======== Stored rows

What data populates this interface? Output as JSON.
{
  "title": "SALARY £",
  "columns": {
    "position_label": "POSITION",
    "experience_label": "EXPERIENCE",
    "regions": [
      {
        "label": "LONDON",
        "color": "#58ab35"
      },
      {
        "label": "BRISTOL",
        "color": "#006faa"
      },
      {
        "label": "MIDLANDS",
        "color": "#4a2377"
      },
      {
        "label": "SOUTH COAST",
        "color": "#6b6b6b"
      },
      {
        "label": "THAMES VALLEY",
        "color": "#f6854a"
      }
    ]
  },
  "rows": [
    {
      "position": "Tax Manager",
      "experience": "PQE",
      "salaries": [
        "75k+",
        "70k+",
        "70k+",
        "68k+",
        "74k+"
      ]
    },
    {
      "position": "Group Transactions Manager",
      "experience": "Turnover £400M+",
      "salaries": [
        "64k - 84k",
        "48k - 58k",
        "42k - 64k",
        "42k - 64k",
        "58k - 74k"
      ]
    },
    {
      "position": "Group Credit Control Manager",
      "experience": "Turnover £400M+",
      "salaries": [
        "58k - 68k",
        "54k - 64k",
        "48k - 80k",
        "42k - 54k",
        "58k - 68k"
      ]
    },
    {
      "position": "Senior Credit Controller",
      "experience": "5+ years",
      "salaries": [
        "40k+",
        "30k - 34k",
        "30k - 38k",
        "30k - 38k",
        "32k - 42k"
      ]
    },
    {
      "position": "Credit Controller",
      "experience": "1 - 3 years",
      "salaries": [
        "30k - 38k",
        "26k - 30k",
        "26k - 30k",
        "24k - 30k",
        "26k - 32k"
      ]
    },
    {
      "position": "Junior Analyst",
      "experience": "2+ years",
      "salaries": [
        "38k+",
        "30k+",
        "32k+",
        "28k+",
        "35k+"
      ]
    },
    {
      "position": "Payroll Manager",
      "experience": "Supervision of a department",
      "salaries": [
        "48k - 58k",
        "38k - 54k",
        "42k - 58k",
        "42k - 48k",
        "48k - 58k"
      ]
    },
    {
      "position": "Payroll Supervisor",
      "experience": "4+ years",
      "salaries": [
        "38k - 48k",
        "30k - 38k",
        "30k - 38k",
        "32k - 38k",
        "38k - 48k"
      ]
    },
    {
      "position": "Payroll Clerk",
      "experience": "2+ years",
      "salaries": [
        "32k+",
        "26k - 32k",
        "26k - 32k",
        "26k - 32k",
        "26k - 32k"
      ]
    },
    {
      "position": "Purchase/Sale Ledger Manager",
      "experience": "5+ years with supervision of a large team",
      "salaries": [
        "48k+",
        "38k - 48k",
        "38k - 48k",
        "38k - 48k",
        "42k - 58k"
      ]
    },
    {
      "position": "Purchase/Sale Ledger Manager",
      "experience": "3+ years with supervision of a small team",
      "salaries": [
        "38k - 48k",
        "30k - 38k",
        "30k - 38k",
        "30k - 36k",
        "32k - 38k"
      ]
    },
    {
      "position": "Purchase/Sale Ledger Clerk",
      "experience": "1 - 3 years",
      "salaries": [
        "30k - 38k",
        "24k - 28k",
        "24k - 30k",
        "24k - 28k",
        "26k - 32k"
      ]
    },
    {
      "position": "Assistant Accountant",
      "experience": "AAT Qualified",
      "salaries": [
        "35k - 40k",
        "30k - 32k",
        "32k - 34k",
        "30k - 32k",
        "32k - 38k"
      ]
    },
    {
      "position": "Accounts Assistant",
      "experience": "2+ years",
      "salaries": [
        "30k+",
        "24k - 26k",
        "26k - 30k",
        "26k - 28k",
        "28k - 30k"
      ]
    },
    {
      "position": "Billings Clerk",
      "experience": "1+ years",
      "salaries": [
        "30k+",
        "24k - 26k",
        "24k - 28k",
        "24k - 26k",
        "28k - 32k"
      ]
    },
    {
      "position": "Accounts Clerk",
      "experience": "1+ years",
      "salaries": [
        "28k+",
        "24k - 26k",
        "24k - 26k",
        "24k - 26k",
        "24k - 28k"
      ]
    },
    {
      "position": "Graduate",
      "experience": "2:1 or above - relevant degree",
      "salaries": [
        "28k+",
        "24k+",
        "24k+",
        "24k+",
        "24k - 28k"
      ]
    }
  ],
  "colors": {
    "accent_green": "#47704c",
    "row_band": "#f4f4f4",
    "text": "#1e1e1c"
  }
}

================

Print all the data exactly.

* Response to this exercise *
What data populates this interface? Output as JSON.
{
  "title": "SALARY £",
  "columns": {
    "position_label": "POSITION",
    "experience_label": "EXPERIENCE",
    "regions": [
      {
        "label": "LONDON",
        "color": "#58ab35"
      },
      {
        "label": "BRISTOL",
        "color": "#006faa"
      },
      {
        "label": "MIDLANDS",
        "color": "#4a2377"
      },
      {
        "label": "SOUTH COAST",
        "color": "#6b6b6b"
      },
      {
        "label": "THAMES VALLEY",
        "color": "#f6854a"
      }
    ]
  },
  "rows": [
    {
      "position": "Tax Manager",
      "experience": "PQE",
      "salaries": [
        "75k+",
        "70k+",
        "70k+",
        "68k+",
        "74k+"
      ]
    },
    {
      "position": "Group Transactions Manager",
      "experience": "Turnover £400M+",
      "salaries": [
        "64k - 84k",
        "48k - 58k",
        "42k - 64k",
        "42k - 64k",
        "58k - 74k"
      ]
    },
    {
      "position": "Group Credit Control Manager",
      "experience": "Turnover £400M+",
      "salaries": [
        "58k - 68k",
        "54k - 64k",
        "48k - 80k",
        "42k - 54k",
        "58k - 68k"
      ]
    },
    {
      "position": "Senior Credit Controller",
      "experience": "5+ years",
      "salaries": [
        "40k+",
        "30k - 34k",
        "30k - 38k",
        "30k - 38k",
        "32k - 42k"
      ]
    },
    {
      "position": "Credit Controller",
      "experience": "1 - 3 years",
      "salaries": [
        "30k - 38k",
        "26k - 30k",
        "26k - 30k",
        "24k - 30k",
        "26k - 32k"
      ]
    },
    {
      "position": "Junior Analyst",
      "experience": "2+ years",
      "salaries": [
        "38k+",
        "30k+",
        "32k+",
        "28k+",
        "35k+"
      ]
    },
    {
      "position": "Payroll Manager",
      "experience": "Supervision of a department",
      "salaries": [
        "48k - 58k",
        "38k - 54k",
        "42k - 58k",
        "42k - 48k",
        "48k - 58k"
      ]
    },
    {
      "position": "Payroll Supervisor",
      "experience": "4+ years",
      "salaries": [
        "38k - 48k",
        "30k - 38k",
        "30k - 38k",
        "32k - 38k",
        "38k - 48k"
      ]
    },
    {
      "position": "Payroll Clerk",
      "experience": "2+ years",
      "salaries": [
        "32k+",
        "26k - 32k",
        "26k - 32k",
        "26k - 32k",
        "26k - 32k"
      ]
    },
    {
      "position": "Purchase/Sale Ledger Manager",
      "experience": "5+ years with supervision of a large team",
      "salaries": [
        "48k+",
        "38k - 48k",
        "38k - 48k",
        "38k - 48k",
        "42k - 58k"
      ]
    },
    {
      "position": "Purchase/Sale Ledger Manager",
      "experience": "3+ years with supervision of a small team",
      "salaries": [
        "38k - 48k",
        "30k - 38k",
        "30k - 38k",
        "30k - 36k",
        "32k - 38k"
      ]
    },
    {
      "position": "Purchase/Sale Ledger Clerk",
      "experience": "1 - 3 years",
      "salaries": [
        "30k - 38k",
        "24k - 28k",
        "24k - 30k",
        "24k - 28k",
        "26k - 32k"
      ]
    },
    {
      "position": "Assistant Accountant",
      "experience": "AAT Qualified",
      "salaries": [
        "35k - 40k",
        "30k - 32k",
        "32k - 34k",
        "30k - 32k",
        "32k - 38k"
      ]
    },
    {
      "position": "Accounts Assistant",
      "experience": "2+ years",
      "salaries": [
        "30k+",
        "24k - 26k",
        "26k - 30k",
        "26k - 28k",
        "28k - 30k"
      ]
    },
    {
      "position": "Billings Clerk",
      "experience": "1+ years",
      "salaries": [
        "30k+",
        "24k - 26k",
        "24k - 28k",
        "24k - 26k",
        "28k - 32k"
      ]
    },
    {
      "position": "Accounts Clerk",
      "experience": "1+ years",
      "salaries": [
        "28k+",
        "24k - 26k",
        "24k - 26k",
        "24k - 26k",
        "24k - 28k"
      ]
    },
    {
      "position": "Graduate",
      "experience": "2:1 or above - relevant degree",
      "salaries": [
        "28k+",
        "24k+",
        "24k+",
        "24k+",
        "24k - 28k"
      ]
    }
  ],
  "colors": {
    "accent_green": "#47704c",
    "row_band": "#f4f4f4",
    "text": "#1e1e1c"
  }
}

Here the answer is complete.